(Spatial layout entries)
◆ ◆ ◆

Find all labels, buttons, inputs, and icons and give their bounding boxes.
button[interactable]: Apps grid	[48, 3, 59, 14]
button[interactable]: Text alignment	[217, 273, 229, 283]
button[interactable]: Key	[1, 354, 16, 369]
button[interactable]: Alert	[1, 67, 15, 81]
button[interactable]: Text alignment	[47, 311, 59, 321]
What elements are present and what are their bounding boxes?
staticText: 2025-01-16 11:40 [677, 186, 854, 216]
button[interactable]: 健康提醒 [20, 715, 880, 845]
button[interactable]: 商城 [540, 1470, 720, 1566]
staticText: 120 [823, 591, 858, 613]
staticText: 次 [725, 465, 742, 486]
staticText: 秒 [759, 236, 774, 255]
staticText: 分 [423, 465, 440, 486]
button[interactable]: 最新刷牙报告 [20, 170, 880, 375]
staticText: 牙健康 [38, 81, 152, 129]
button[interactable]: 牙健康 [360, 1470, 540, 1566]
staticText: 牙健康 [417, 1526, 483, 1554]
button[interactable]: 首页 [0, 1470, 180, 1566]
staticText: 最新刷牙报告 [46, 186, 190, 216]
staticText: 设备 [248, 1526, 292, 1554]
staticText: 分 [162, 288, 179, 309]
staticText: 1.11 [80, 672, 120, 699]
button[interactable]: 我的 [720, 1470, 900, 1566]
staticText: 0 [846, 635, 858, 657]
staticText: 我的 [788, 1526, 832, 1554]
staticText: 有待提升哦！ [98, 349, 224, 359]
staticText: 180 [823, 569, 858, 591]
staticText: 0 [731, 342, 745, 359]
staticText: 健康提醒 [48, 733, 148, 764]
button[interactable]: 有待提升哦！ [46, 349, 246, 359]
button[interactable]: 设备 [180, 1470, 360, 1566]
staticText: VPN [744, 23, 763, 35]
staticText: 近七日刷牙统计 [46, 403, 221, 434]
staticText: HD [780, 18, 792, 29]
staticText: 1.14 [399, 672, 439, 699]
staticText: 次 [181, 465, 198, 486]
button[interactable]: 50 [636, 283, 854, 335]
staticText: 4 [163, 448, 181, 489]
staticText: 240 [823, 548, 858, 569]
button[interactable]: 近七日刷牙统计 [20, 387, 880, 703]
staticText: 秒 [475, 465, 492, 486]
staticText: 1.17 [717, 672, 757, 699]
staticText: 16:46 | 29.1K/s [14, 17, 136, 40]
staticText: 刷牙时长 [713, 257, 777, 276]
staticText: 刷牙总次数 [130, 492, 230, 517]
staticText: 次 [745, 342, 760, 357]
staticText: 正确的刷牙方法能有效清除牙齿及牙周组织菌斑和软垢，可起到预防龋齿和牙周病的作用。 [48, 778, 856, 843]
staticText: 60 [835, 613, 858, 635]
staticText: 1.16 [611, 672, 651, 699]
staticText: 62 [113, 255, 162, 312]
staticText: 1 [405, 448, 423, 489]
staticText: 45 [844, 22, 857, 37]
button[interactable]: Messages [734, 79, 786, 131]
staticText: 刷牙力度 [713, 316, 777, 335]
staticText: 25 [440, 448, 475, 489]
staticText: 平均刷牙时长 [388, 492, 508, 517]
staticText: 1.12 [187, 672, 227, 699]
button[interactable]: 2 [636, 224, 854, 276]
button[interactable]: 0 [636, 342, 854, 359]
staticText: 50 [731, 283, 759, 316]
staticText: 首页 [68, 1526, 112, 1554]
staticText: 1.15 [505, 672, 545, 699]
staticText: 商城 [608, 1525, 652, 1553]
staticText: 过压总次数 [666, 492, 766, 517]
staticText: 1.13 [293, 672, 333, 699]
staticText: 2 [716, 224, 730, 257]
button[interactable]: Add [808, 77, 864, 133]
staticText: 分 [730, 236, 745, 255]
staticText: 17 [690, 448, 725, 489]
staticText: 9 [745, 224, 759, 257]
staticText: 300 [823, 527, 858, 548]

◆ ◆ ◆

### AIM OF THE TASK
Please recast every line of the records above as a numbered list, leaving out any blank lines.

### FINAL ANSWER
1. Find all labels, buttons, inputs, and icons and give their bounding boxes.
2. button[interactable]: Apps grid	[48, 3, 59, 14]
3. button[interactable]: Text alignment	[217, 273, 229, 283]
4. button[interactable]: Key	[1, 354, 16, 369]
5. button[interactable]: Alert	[1, 67, 15, 81]
6. button[interactable]: Text alignment	[47, 311, 59, 321]
7. What elements are present and what are their bounding boxes?
8. staticText: 2025-01-16 11:40 [677, 186, 854, 216]
9. button[interactable]: 健康提醒 [20, 715, 880, 845]
10. button[interactable]: 商城 [540, 1470, 720, 1566]
11. staticText: 120 [823, 591, 858, 613]
12. staticText: 次 [725, 465, 742, 486]
13. staticText: 秒 [759, 236, 774, 255]
14. staticText: 分 [423, 465, 440, 486]
15. button[interactable]: 最新刷牙报告 [20, 170, 880, 375]
16. staticText: 牙健康 [38, 81, 152, 129]
17. button[interactable]: 牙健康 [360, 1470, 540, 1566]
18. staticText: 牙健康 [417, 1526, 483, 1554]
19. button[interactable]: 首页 [0, 1470, 180, 1566]
20. staticText: 最新刷牙报告 [46, 186, 190, 216]
21. staticText: 设备 [248, 1526, 292, 1554]
22. staticText: 分 [162, 288, 179, 309]
23. staticText: 1.11 [80, 672, 120, 699]
24. button[interactable]: 我的 [720, 1470, 900, 1566]
25. staticText: 0 [846, 635, 858, 657]
26. staticText: 我的 [788, 1526, 832, 1554]
27. staticText: 有待提升哦！ [98, 349, 224, 359]
28. staticText: 180 [823, 569, 858, 591]
29. staticText: 0 [731, 342, 745, 359]
30. staticText: 健康提醒 [48, 733, 148, 764]
31. button[interactable]: 有待提升哦！ [46, 349, 246, 359]
32. button[interactable]: 设备 [180, 1470, 360, 1566]
33. staticText: VPN [744, 23, 763, 35]
34. staticText: 近七日刷牙统计 [46, 403, 221, 434]
35. staticText: HD [780, 18, 792, 29]
36. staticText: 1.14 [399, 672, 439, 699]
37. staticText: 次 [181, 465, 198, 486]
38. button[interactable]: 50 [636, 283, 854, 335]
39. staticText: 4 [163, 448, 181, 489]
40. staticText: 240 [823, 548, 858, 569]
41. button[interactable]: 近七日刷牙统计 [20, 387, 880, 703]
42. staticText: 秒 [475, 465, 492, 486]
43. staticText: 1.17 [717, 672, 757, 699]
44. staticText: 16:46 | 29.1K/s [14, 17, 136, 40]
45. staticText: 刷牙时长 [713, 257, 777, 276]
46. staticText: 刷牙总次数 [130, 492, 230, 517]
47. staticText: 次 [745, 342, 760, 357]
48. staticText: 正确的刷牙方法能有效清除牙齿及牙周组织菌斑和软垢，可起到预防龋齿和牙周病的作用。 [48, 778, 856, 843]
49. staticText: 60 [835, 613, 858, 635]
50. staticText: 1.16 [611, 672, 651, 699]
51. staticText: 62 [113, 255, 162, 312]
52. staticText: 1 [405, 448, 423, 489]
53. staticText: 45 [844, 22, 857, 37]
54. button[interactable]: Messages [734, 79, 786, 131]
55. staticText: 刷牙力度 [713, 316, 777, 335]
56. staticText: 25 [440, 448, 475, 489]
57. staticText: 平均刷牙时长 [388, 492, 508, 517]
58. staticText: 1.12 [187, 672, 227, 699]
59. button[interactable]: 2 [636, 224, 854, 276]
60. button[interactable]: 0 [636, 342, 854, 359]
61. staticText: 50 [731, 283, 759, 316]
62. staticText: 首页 [68, 1526, 112, 1554]
63. staticText: 1.15 [505, 672, 545, 699]
64. staticText: 商城 [608, 1525, 652, 1553]
65. staticText: 过压总次数 [666, 492, 766, 517]
66. staticText: 1.13 [293, 672, 333, 699]
67. staticText: 2 [716, 224, 730, 257]
68. button[interactable]: Add [808, 77, 864, 133]
69. staticText: 分 [730, 236, 745, 255]
70. staticText: 17 [690, 448, 725, 489]
71. staticText: 9 [745, 224, 759, 257]
72. staticText: 300 [823, 527, 858, 548]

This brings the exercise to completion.